What you need to do: Drop all images and give the records again exactly.

## begin

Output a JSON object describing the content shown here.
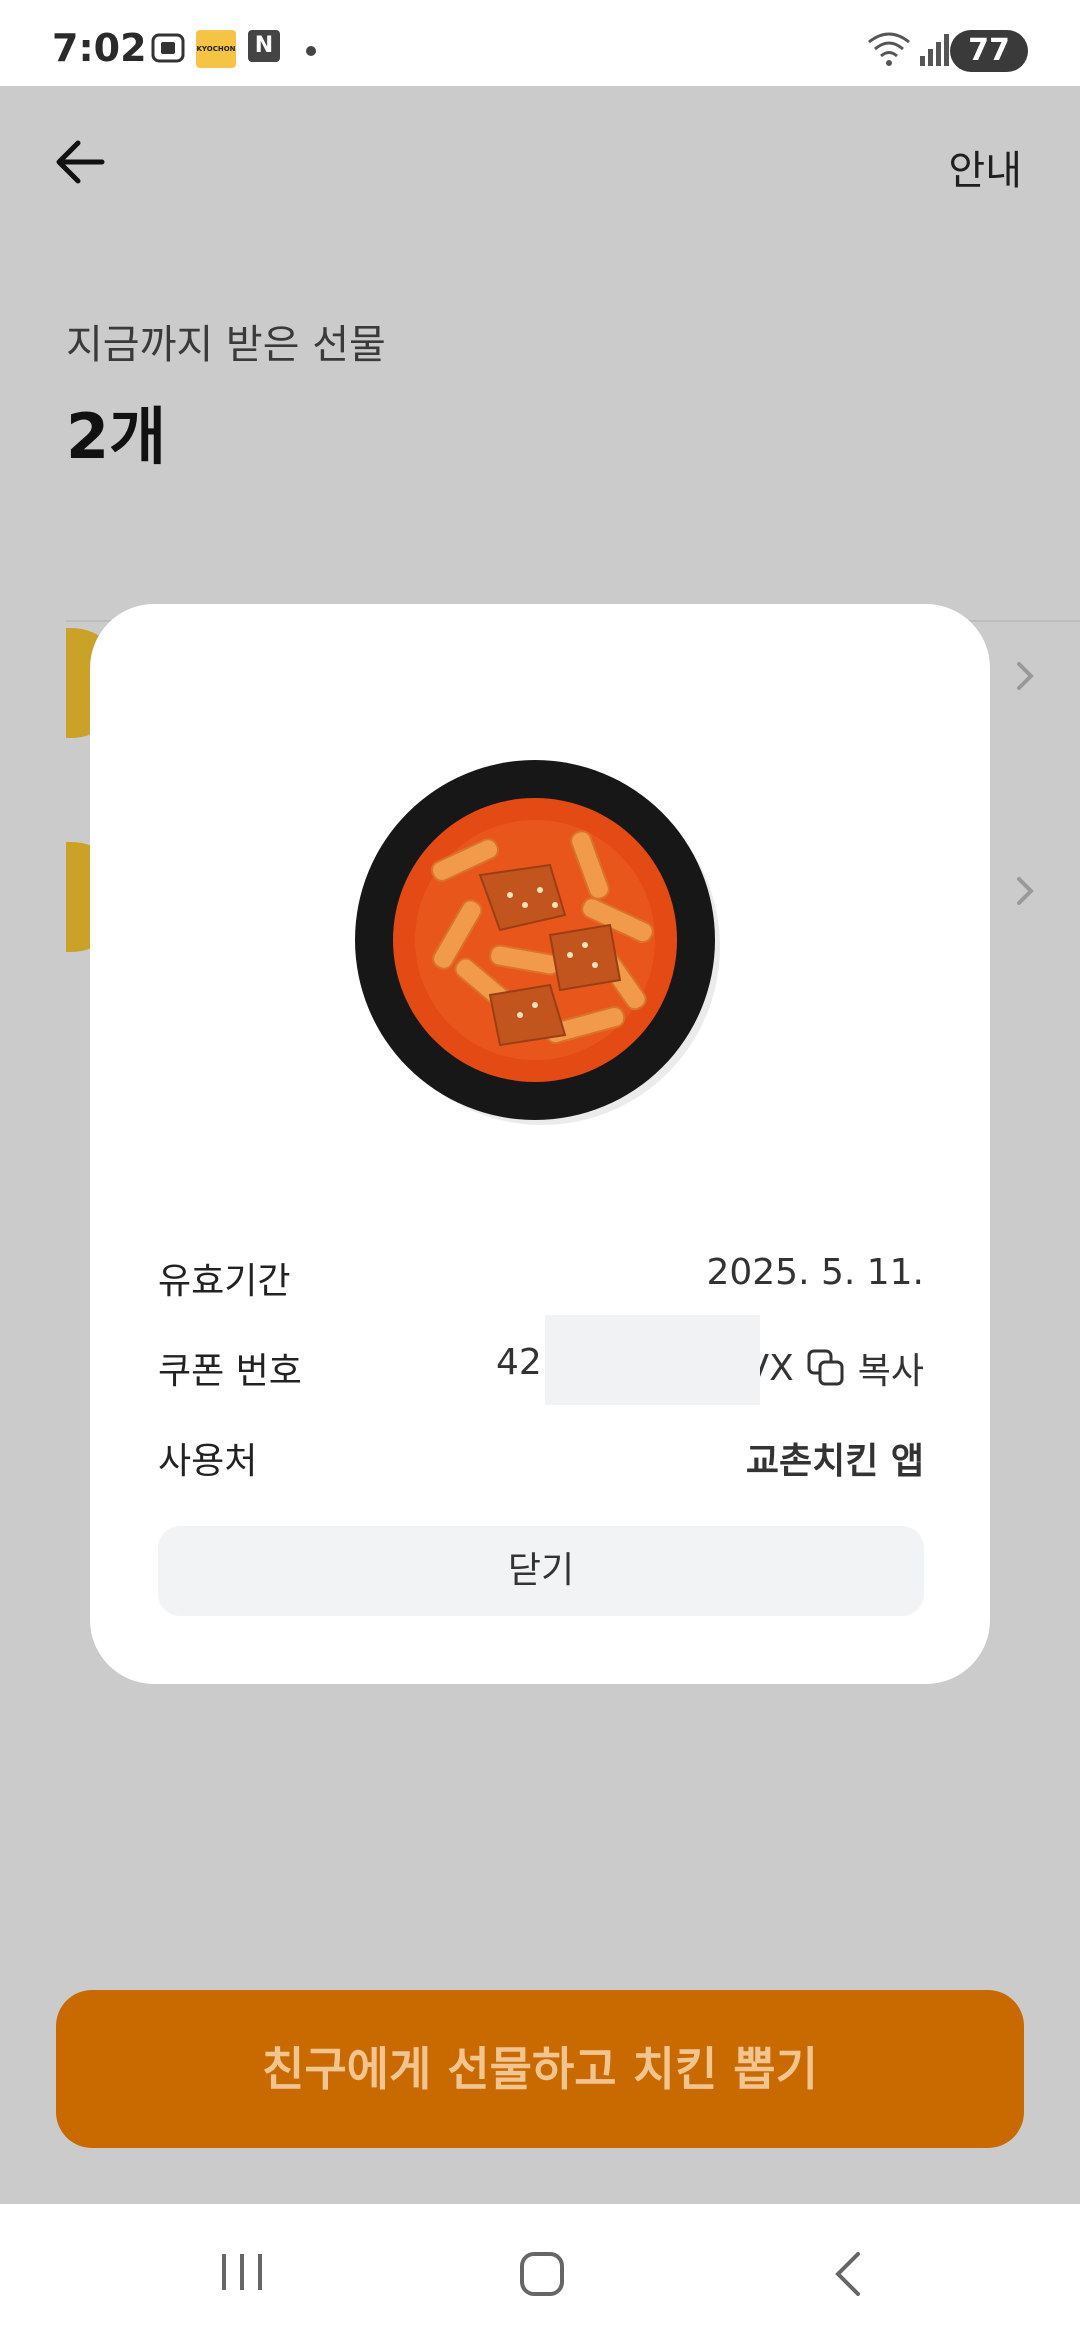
{
  "status_bar": {
    "time": "7:02",
    "battery": "77",
    "app_icon_kyochon": "KYOCHON",
    "app_icon_n": "N"
  },
  "header": {
    "guide_label": "안내"
  },
  "summary": {
    "received_label": "지금까지 받은 선물",
    "received_count": "2개"
  },
  "modal": {
    "validity_label": "유효기간",
    "validity_value": "2025. 5. 11.",
    "coupon_label": "쿠폰 번호",
    "coupon_value_prefix": "42",
    "coupon_value_suffix": "VX",
    "copy_label": "복사",
    "usage_label": "사용처",
    "usage_value": "교촌치킨 앱",
    "close_label": "닫기"
  },
  "cta": {
    "label": "친구에게 선물하고 치킨 뽑기"
  },
  "colors": {
    "accent": "#c86a00",
    "overlay": "#cbcbcb"
  }
}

## end

Exercise solution:
Output a JSON object describing the content shown here.
{
  "status_bar": {
    "time": "7:02",
    "battery": "77",
    "app_icon_kyochon": "KYOCHON",
    "app_icon_n": "N"
  },
  "header": {
    "guide_label": "안내"
  },
  "summary": {
    "received_label": "지금까지 받은 선물",
    "received_count": "2개"
  },
  "modal": {
    "validity_label": "유효기간",
    "validity_value": "2025. 5. 11.",
    "coupon_label": "쿠폰 번호",
    "coupon_value_prefix": "42",
    "coupon_value_suffix": "VX",
    "copy_label": "복사",
    "usage_label": "사용처",
    "usage_value": "교촌치킨 앱",
    "close_label": "닫기"
  },
  "cta": {
    "label": "친구에게 선물하고 치킨 뽑기"
  },
  "colors": {
    "accent": "#c86a00",
    "overlay": "#cbcbcb"
  }
}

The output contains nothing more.